## Challenge
Locate each line holding the string "twenty" and copy it.

## Information supplied
- - - - -

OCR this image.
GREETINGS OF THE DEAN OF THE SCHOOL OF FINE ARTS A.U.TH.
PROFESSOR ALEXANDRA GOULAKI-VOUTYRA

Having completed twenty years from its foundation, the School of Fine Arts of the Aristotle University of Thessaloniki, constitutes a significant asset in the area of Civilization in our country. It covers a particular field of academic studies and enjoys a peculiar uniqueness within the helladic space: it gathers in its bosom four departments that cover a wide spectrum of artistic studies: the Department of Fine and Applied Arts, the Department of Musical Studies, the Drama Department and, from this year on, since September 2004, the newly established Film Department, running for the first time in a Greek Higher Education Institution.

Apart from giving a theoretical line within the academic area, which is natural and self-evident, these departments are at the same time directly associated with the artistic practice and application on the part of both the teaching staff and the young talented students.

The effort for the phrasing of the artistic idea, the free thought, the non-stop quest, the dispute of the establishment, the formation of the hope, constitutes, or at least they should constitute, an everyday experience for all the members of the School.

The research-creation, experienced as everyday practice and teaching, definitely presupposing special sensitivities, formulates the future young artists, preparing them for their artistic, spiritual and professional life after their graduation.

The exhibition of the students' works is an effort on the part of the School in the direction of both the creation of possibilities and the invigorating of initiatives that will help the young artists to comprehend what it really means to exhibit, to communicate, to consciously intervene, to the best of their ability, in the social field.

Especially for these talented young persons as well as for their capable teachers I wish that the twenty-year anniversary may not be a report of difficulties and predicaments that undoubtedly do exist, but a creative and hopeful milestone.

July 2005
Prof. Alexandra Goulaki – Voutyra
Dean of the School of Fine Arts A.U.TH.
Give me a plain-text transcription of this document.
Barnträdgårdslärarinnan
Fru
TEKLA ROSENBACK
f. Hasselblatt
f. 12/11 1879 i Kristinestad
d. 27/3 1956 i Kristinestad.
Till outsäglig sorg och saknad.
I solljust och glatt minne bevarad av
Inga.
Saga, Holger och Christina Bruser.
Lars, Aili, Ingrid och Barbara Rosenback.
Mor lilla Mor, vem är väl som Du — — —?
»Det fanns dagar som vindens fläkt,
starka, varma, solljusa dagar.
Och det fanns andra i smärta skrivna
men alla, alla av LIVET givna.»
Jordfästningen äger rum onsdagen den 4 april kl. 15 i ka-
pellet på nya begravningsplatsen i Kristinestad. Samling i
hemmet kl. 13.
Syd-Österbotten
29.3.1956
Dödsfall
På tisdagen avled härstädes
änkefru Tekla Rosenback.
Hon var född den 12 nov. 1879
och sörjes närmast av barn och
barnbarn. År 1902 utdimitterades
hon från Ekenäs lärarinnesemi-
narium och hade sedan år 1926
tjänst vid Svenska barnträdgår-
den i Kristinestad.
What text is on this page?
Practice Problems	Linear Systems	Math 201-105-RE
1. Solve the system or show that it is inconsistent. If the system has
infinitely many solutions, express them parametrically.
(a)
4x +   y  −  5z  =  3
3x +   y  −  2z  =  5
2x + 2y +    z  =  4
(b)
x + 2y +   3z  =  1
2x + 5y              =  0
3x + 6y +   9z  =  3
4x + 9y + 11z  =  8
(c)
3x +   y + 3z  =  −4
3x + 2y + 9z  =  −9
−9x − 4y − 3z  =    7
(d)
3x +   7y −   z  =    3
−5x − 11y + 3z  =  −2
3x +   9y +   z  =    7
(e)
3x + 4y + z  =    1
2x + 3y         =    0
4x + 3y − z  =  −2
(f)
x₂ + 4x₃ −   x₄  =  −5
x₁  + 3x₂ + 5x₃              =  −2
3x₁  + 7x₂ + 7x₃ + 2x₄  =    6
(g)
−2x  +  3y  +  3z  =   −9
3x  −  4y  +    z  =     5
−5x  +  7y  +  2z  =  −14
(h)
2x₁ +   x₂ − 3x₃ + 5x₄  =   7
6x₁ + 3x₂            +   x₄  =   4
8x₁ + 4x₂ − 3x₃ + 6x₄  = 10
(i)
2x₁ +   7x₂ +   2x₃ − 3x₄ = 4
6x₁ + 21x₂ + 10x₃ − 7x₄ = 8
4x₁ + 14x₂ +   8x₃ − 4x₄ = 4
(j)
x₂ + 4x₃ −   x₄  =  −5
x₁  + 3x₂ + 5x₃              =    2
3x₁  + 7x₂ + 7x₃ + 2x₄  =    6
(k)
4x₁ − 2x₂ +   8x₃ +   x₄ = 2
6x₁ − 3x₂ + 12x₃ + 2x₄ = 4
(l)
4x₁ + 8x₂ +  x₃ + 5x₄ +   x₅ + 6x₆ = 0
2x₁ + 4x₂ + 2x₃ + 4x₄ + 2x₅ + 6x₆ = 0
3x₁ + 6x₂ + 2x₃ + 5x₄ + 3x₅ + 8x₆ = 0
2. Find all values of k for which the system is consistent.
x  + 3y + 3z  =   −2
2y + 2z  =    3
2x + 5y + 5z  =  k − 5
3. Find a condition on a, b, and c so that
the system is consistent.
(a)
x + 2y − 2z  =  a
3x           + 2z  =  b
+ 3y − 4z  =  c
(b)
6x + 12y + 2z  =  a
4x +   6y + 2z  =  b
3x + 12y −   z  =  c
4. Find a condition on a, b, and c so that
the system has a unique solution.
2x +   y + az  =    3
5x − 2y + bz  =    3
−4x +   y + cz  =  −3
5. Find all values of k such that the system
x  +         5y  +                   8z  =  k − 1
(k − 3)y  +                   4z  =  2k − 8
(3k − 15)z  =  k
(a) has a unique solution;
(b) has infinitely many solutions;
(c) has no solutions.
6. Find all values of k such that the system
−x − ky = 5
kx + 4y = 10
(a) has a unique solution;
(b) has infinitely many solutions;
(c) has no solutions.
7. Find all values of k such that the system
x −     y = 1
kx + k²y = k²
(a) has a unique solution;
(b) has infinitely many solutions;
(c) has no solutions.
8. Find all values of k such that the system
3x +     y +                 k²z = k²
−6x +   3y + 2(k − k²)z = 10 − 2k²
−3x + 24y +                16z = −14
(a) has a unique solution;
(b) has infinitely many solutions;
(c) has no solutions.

- - - - -

## Response
Having completed twenty years from its foundation, the School of Fine Arts of the Aristotle University of Thessaloniki, constitutes a significant asset in the area of Civilization in our country. It covers a particular field of academic studies and enjoys a peculiar uniqueness within the helladic space: it gathers in its bosom four departments that cover a wide spectrum of artistic studies: the Department of Fine and Applied Arts, the Department of Musical Studies, the Drama Department and, from this year on, since September 2004, the newly established Film Department, running for the first time in a Greek Higher Education Institution.
Especially for these talented young persons as well as for their capable teachers I wish that the twenty-year anniversary may not be a report of difficulties and predicaments that undoubtedly do exist, but a creative and hopeful milestone.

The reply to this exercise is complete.